* **Task set**
1: In the GETTSIM introductory notebook, what column name will hold the income tax results?
2: Carry on the GETTSIM introductory notebook from where it stops.

Introductory example#
In this notebook, we compute income taxes and social security contributions for example data.
[1]:
import pandas as pd
from gettsim import InputData, MainTarget, TTTargets, copy_environment, main, tt
Creating the Data#
The first step in GETTSIM’s new workflow is to define the targets you’re interested in. The key sequences of the nested dictionary below are the paths GETTSIM will use as targets. For instance, via the path einkommensteuer
and betrag_m_sn
, we request the amount of income tax to be paid monthly at the Steuernummer level. Note: Of course, the income tax is paid annually and calculated at that level, but GETTSIM will do the conversion for you.
The values on the lowest level of the dictionaries (called leaves) will be used as the column names of the resulting DataFrame. Here, income_tax_m
will be the name of the column containing the income tax results.
In this example, we are interested in the income tax and the social insurance contributions paid when being in regular employment.
[2]:
TT_TARGETS = {
"einkommensteuer": {"betrag_m_sn": "income_tax_m"},
"sozialversicherung": {
"pflege": {
"beitrag": {
"betrag_versicherter_m": "long_term_care_insurance_contribution_m"
}
},
"kranken": {
"beitrag": {"betrag_versicherter_m": "health_insurance_contribution_m"}
},
"rente": {
"beitrag": {"betrag_versicherter_m": "pension_insurance_contribution_m"}
},
"arbeitslosen": {
"beitrag": {
"betrag_versicherter_m": "unemployment_insurance_contribution_m"
}
},
},
}
Next, we need to find out which input data we actually need to calculate the targets we are interested in. We can do this by specifying a template as the main_target
of gettsim.main
.

Annotated element entries:
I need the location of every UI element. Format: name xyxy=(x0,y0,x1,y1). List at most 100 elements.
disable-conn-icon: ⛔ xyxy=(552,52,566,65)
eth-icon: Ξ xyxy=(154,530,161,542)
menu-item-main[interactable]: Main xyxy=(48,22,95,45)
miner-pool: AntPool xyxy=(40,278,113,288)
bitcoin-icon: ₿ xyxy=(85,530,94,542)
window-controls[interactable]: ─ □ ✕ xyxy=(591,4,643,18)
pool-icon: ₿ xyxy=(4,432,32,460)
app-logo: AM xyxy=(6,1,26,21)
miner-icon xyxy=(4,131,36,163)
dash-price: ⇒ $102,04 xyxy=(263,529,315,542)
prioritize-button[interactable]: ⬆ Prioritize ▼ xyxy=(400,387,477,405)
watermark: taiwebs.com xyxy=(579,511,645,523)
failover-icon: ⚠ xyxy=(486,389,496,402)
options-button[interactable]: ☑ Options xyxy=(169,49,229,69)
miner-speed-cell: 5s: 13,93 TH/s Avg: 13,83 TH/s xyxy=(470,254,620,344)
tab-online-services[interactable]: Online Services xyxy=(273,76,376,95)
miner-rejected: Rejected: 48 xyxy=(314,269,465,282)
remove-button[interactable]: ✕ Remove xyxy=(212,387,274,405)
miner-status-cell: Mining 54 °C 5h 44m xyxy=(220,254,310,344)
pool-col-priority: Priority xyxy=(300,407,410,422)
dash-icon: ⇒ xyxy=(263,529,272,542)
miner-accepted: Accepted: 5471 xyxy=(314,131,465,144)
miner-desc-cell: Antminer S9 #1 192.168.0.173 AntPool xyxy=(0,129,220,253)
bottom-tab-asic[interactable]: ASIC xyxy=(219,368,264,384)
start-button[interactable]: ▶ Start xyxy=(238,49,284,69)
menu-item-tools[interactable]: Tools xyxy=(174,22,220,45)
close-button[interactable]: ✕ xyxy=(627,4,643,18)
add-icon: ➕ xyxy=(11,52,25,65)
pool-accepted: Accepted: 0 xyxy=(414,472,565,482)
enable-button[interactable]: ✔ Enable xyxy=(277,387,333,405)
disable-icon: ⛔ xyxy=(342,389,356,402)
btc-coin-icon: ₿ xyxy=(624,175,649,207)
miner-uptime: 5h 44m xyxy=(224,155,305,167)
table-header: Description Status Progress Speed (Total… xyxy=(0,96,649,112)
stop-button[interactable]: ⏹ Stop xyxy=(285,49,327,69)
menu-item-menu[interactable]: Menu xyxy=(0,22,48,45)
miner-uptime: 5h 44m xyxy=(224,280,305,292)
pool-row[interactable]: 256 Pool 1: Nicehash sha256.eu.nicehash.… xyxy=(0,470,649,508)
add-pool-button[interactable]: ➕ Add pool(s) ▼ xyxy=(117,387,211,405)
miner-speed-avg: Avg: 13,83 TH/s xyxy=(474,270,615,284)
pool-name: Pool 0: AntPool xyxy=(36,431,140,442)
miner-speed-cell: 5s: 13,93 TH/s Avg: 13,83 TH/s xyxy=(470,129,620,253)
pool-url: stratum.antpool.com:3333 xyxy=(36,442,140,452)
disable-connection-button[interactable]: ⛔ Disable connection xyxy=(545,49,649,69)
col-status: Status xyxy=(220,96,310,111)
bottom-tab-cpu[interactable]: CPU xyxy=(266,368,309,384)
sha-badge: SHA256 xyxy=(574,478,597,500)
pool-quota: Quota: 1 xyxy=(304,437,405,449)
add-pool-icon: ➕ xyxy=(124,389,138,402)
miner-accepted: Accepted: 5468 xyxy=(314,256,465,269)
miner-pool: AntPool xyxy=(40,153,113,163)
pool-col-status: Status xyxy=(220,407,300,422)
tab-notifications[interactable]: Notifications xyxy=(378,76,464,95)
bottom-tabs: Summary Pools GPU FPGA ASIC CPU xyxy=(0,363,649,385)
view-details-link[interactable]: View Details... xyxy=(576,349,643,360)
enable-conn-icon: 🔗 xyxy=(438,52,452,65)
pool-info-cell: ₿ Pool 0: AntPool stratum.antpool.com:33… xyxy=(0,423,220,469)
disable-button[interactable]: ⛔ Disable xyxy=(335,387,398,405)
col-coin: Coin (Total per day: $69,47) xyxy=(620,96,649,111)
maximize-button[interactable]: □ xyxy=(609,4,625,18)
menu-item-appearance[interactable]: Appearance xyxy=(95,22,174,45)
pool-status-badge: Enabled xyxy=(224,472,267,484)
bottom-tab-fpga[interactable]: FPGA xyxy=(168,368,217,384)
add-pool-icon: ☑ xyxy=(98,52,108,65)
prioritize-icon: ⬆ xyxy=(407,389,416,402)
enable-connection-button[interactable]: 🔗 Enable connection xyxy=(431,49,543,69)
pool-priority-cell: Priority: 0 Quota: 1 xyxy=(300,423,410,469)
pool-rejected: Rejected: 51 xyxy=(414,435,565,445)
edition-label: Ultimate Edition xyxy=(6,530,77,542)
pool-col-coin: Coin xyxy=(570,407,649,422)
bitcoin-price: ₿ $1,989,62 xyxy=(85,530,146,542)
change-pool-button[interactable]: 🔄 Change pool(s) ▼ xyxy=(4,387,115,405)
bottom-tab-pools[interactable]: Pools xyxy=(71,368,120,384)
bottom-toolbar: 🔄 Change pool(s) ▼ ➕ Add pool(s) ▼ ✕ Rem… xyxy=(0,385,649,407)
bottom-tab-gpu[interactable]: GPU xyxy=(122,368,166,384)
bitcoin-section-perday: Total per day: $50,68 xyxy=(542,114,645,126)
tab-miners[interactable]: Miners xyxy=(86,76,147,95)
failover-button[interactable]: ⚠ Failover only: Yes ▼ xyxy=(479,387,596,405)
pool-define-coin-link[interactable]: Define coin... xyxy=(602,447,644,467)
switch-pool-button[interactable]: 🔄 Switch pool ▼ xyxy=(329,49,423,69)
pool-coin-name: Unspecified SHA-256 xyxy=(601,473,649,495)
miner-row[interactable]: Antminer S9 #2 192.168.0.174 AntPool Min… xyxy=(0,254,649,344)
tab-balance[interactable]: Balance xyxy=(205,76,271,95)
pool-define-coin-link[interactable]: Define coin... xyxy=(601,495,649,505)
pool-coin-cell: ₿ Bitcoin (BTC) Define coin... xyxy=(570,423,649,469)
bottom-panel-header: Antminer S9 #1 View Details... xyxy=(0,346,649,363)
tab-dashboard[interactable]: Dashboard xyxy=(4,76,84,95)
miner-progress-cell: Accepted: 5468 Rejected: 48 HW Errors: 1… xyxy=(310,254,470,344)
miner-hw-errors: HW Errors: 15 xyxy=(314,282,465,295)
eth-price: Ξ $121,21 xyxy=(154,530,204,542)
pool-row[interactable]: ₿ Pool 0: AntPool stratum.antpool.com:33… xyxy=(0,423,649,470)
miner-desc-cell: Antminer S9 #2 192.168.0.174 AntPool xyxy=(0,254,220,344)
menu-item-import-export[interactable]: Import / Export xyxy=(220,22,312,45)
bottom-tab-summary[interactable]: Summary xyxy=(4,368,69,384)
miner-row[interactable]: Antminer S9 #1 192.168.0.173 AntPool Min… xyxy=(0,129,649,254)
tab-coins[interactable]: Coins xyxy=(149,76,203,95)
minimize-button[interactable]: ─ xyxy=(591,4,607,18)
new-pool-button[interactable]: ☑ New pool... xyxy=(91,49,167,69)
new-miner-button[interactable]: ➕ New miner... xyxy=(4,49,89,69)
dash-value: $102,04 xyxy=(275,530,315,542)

* **Task results**
1: income_tax_m

2:
Because we are interested social insurance contributions paid when being in regular employment, we are not interested in retirees or households which depend on social assistance. We can override these transfers when requesting the template. This removes the input data needed to compute these transfers from the template.
[3]:
main(
main_target=MainTarget.templates.input_data_dtypes.tree,
policy_date_str="2025-01-01",
tt_targets=TTTargets(tree=TT_TARGETS),
input_data=InputData.tree(
{
"p_id": pd.Series([0]),
"sozialversicherung": {
"rente": {
"altersrente": {"betrag_m": pd.Series([0])},
},
"arbeitslosen": {"betrag_m": pd.Series([0])},
},
"wohngeld": {"betrag_m_wthh": pd.Series([0])},
"kinderzuschlag": {"betrag_m_bg": pd.Series([0])},
"elterngeld": {"betrag_m": pd.Series([0])},
"arbeitslosengeld_2": {"betrag_m_bg": pd.Series([0])},
}
),
include_warn_nodes=False,
)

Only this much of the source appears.